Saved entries
• • • • • • •

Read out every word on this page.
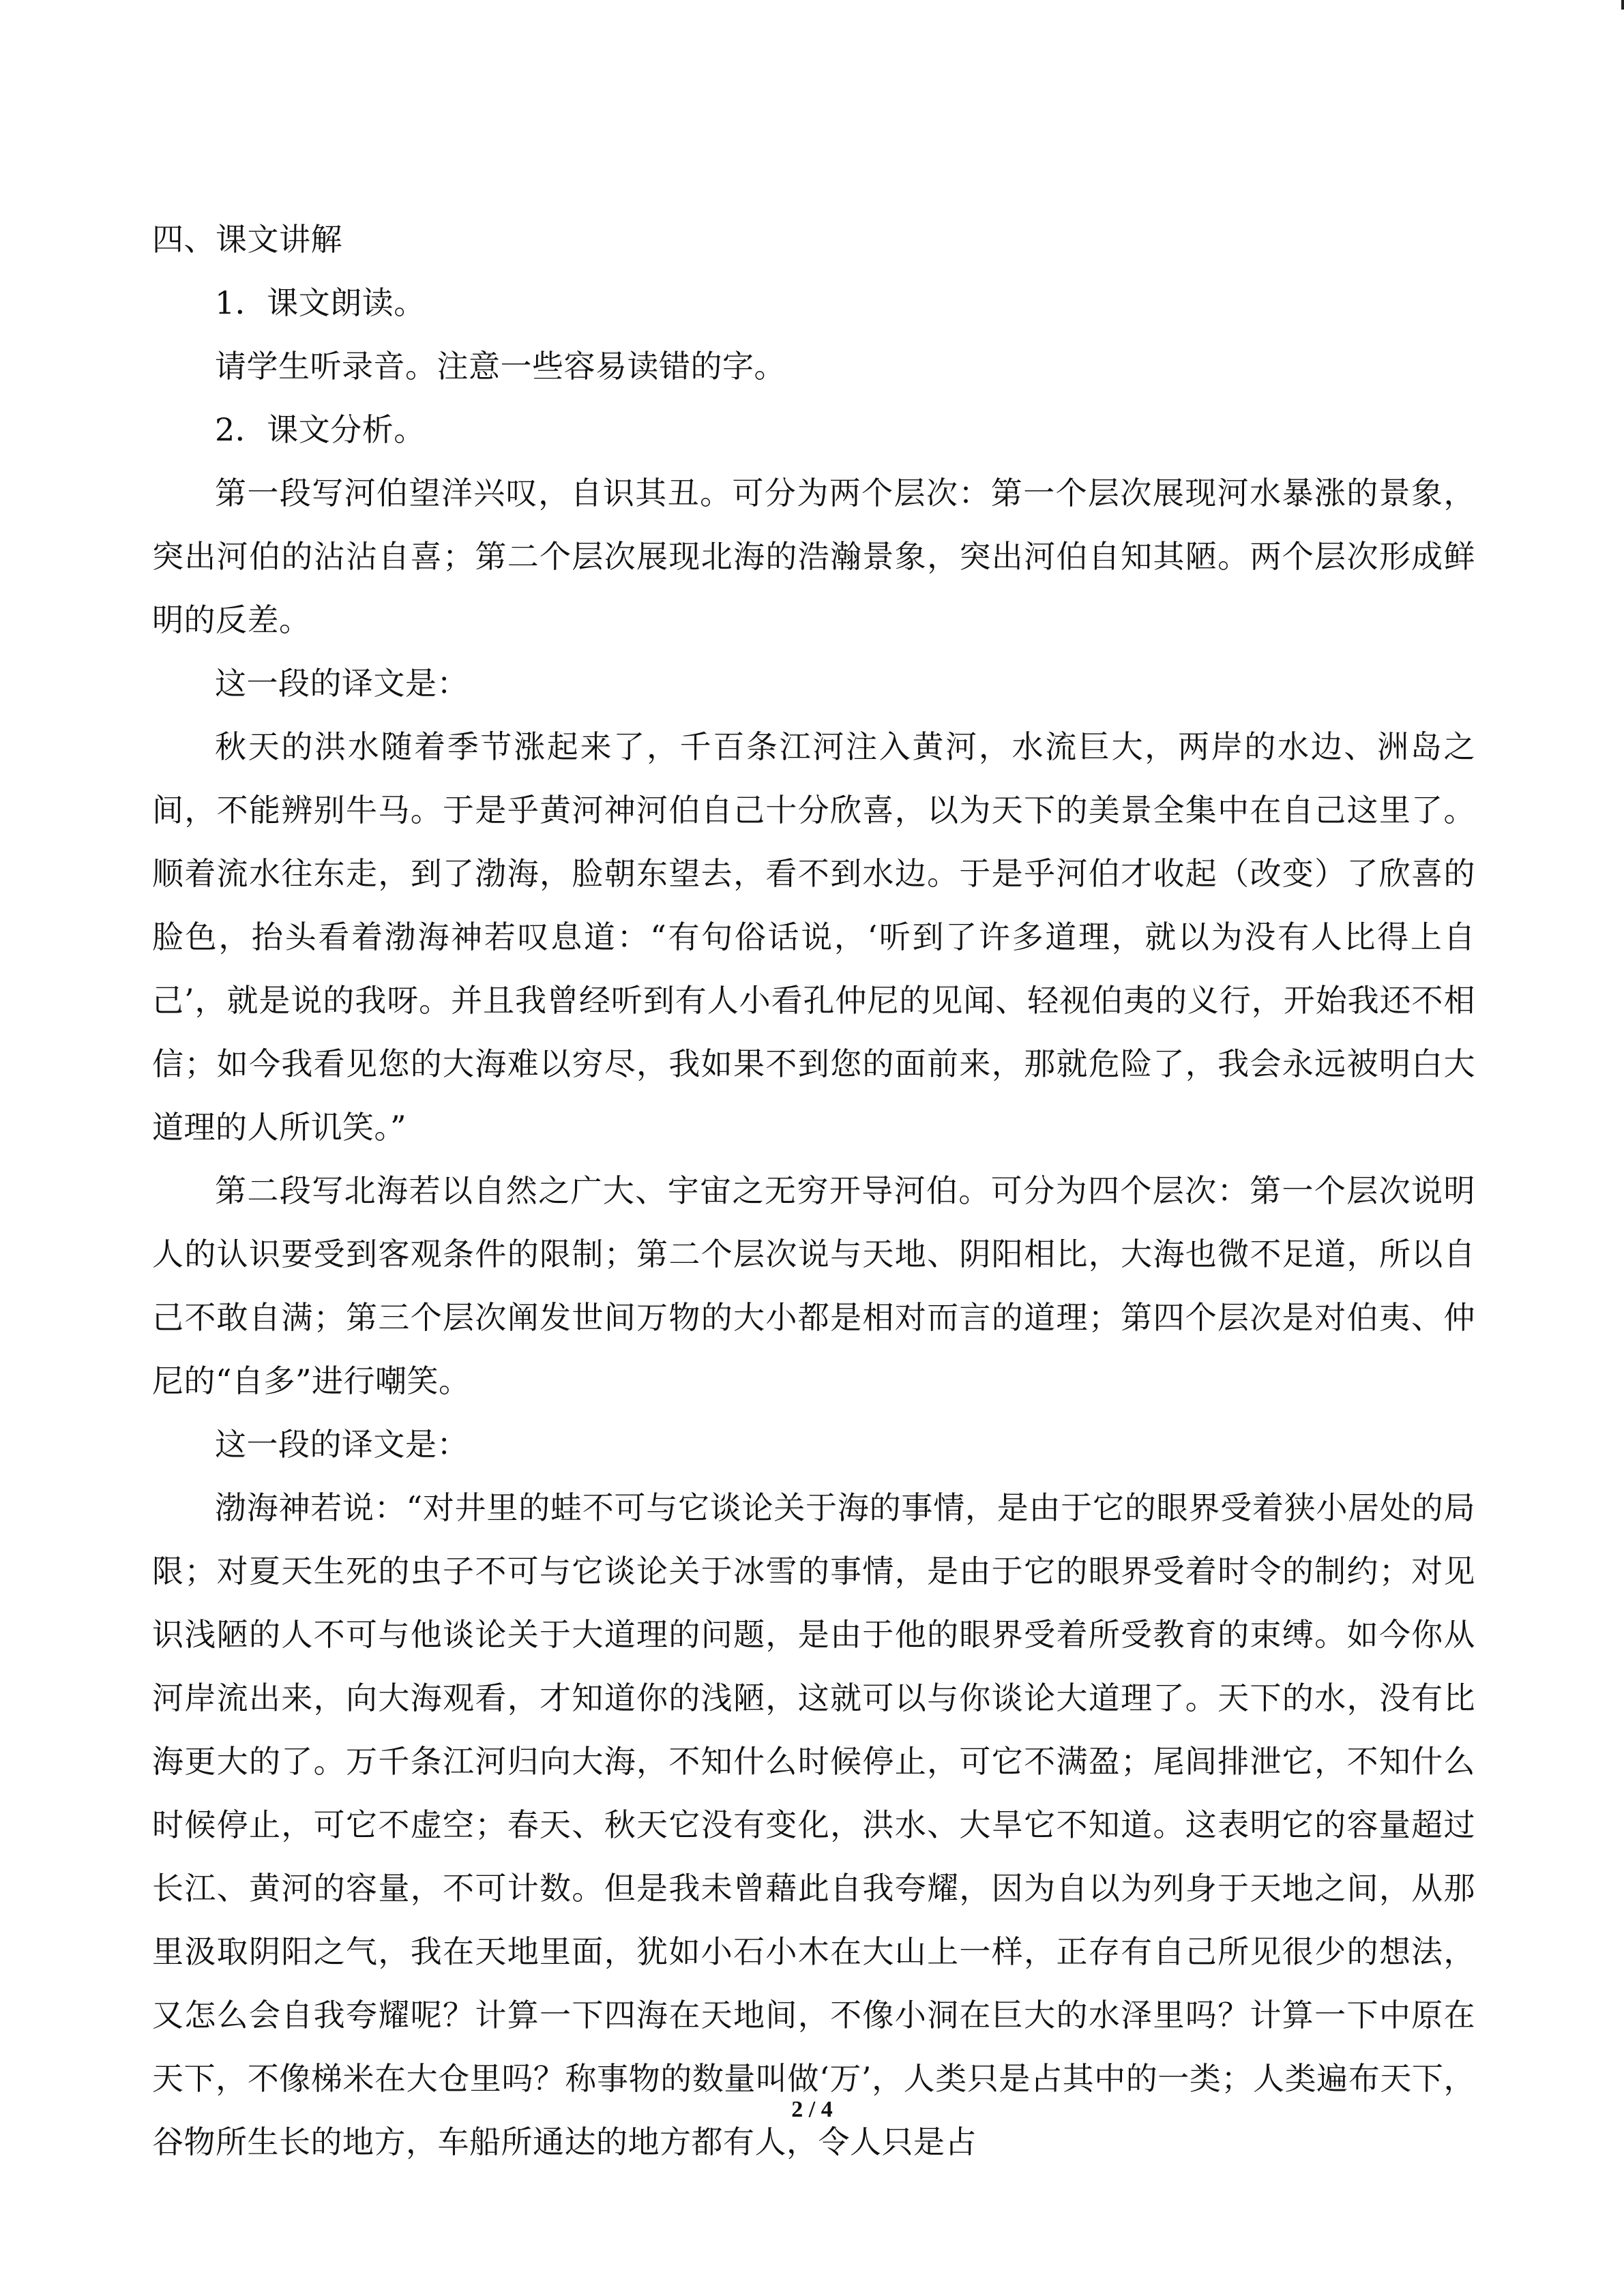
四、课文讲解

1．课文朗读。

请学生听录音。注意一些容易读错的字。

2．课文分析。

第一段写河伯望洋兴叹，自识其丑。可分为两个层次：第一个层次展现河水暴涨的景象，突出河伯的沾沾自喜；第二个层次展现北海的浩瀚景象，突出河伯自知其陋。两个层次形成鲜明的反差。

这一段的译文是：

秋天的洪水随着季节涨起来了，千百条江河注入黄河，水流巨大，两岸的水边、洲岛之间，不能辨别牛马。于是乎黄河神河伯自己十分欣喜，以为天下的美景全集中在自己这里了。顺着流水往东走，到了渤海，脸朝东望去，看不到水边。于是乎河伯才收起（改变）了欣喜的脸色，抬头看着渤海神若叹息道：“有句俗话说，‘听到了许多道理，就以为没有人比得上自己’，就是说的我呀。并且我曾经听到有人小看孔仲尼的见闻、轻视伯夷的义行，开始我还不相信；如今我看见您的大海难以穷尽，我如果不到您的面前来，那就危险了，我会永远被明白大道理的人所讥笑。”

第二段写北海若以自然之广大、宇宙之无穷开导河伯。可分为四个层次：第一个层次说明人的认识要受到客观条件的限制；第二个层次说与天地、阴阳相比，大海也微不足道，所以自己不敢自满；第三个层次阐发世间万物的大小都是相对而言的道理；第四个层次是对伯夷、仲尼的“自多”进行嘲笑。

这一段的译文是：

渤海神若说：“对井里的蛙不可与它谈论关于海的事情，是由于它的眼界受着狭小居处的局限；对夏天生死的虫子不可与它谈论关于冰雪的事情，是由于它的眼界受着时令的制约；对见识浅陋的人不可与他谈论关于大道理的问题，是由于他的眼界受着所受教育的束缚。如今你从河岸流出来，向大海观看，才知道你的浅陋，这就可以与你谈论大道理了。天下的水，没有比海更大的了。万千条江河归向大海，不知什么时候停止，可它不满盈；尾闾排泄它，不知什么时候停止，可它不虚空；春天、秋天它没有变化，洪水、大旱它不知道。这表明它的容量超过长江、黄河的容量，不可计数。但是我未曾藉此自我夸耀，因为自以为列身于天地之间，从那里汲取阴阳之气，我在天地里面，犹如小石小木在大山上一样，正存有自己所见很少的想法，又怎么会自我夸耀呢？计算一下四海在天地间，不像小洞在巨大的水泽里吗？计算一下中原在天下，不像梯米在大仓里吗？称事物的数量叫做‘万’，人类只是占其中的一类；人类遍布天下，谷物所生长的地方，车船所通达的地方都有人，令人只是占

2 / 4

• • • • • • •

== YOUR INSTRUCTIONS ==
Quote each record exactly as it stands, minus the pictures.

== THE RESULT ==
Read out every word on this page.
四、课文讲解

1．课文朗读。

请学生听录音。注意一些容易读错的字。

2．课文分析。

第一段写河伯望洋兴叹，自识其丑。可分为两个层次：第一个层次展现河水暴涨的景象，突出河伯的沾沾自喜；第二个层次展现北海的浩瀚景象，突出河伯自知其陋。两个层次形成鲜明的反差。

这一段的译文是：

秋天的洪水随着季节涨起来了，千百条江河注入黄河，水流巨大，两岸的水边、洲岛之间，不能辨别牛马。于是乎黄河神河伯自己十分欣喜，以为天下的美景全集中在自己这里了。顺着流水往东走，到了渤海，脸朝东望去，看不到水边。于是乎河伯才收起（改变）了欣喜的脸色，抬头看着渤海神若叹息道：“有句俗话说，‘听到了许多道理，就以为没有人比得上自己’，就是说的我呀。并且我曾经听到有人小看孔仲尼的见闻、轻视伯夷的义行，开始我还不相信；如今我看见您的大海难以穷尽，我如果不到您的面前来，那就危险了，我会永远被明白大道理的人所讥笑。”

第二段写北海若以自然之广大、宇宙之无穷开导河伯。可分为四个层次：第一个层次说明人的认识要受到客观条件的限制；第二个层次说与天地、阴阳相比，大海也微不足道，所以自己不敢自满；第三个层次阐发世间万物的大小都是相对而言的道理；第四个层次是对伯夷、仲尼的“自多”进行嘲笑。

这一段的译文是：

渤海神若说：“对井里的蛙不可与它谈论关于海的事情，是由于它的眼界受着狭小居处的局限；对夏天生死的虫子不可与它谈论关于冰雪的事情，是由于它的眼界受着时令的制约；对见识浅陋的人不可与他谈论关于大道理的问题，是由于他的眼界受着所受教育的束缚。如今你从河岸流出来，向大海观看，才知道你的浅陋，这就可以与你谈论大道理了。天下的水，没有比海更大的了。万千条江河归向大海，不知什么时候停止，可它不满盈；尾闾排泄它，不知什么时候停止，可它不虚空；春天、秋天它没有变化，洪水、大旱它不知道。这表明它的容量超过长江、黄河的容量，不可计数。但是我未曾藉此自我夸耀，因为自以为列身于天地之间，从那里汲取阴阳之气，我在天地里面，犹如小石小木在大山上一样，正存有自己所见很少的想法，又怎么会自我夸耀呢？计算一下四海在天地间，不像小洞在巨大的水泽里吗？计算一下中原在天下，不像梯米在大仓里吗？称事物的数量叫做‘万’，人类只是占其中的一类；人类遍布天下，谷物所生长的地方，车船所通达的地方都有人，令人只是占

2 / 4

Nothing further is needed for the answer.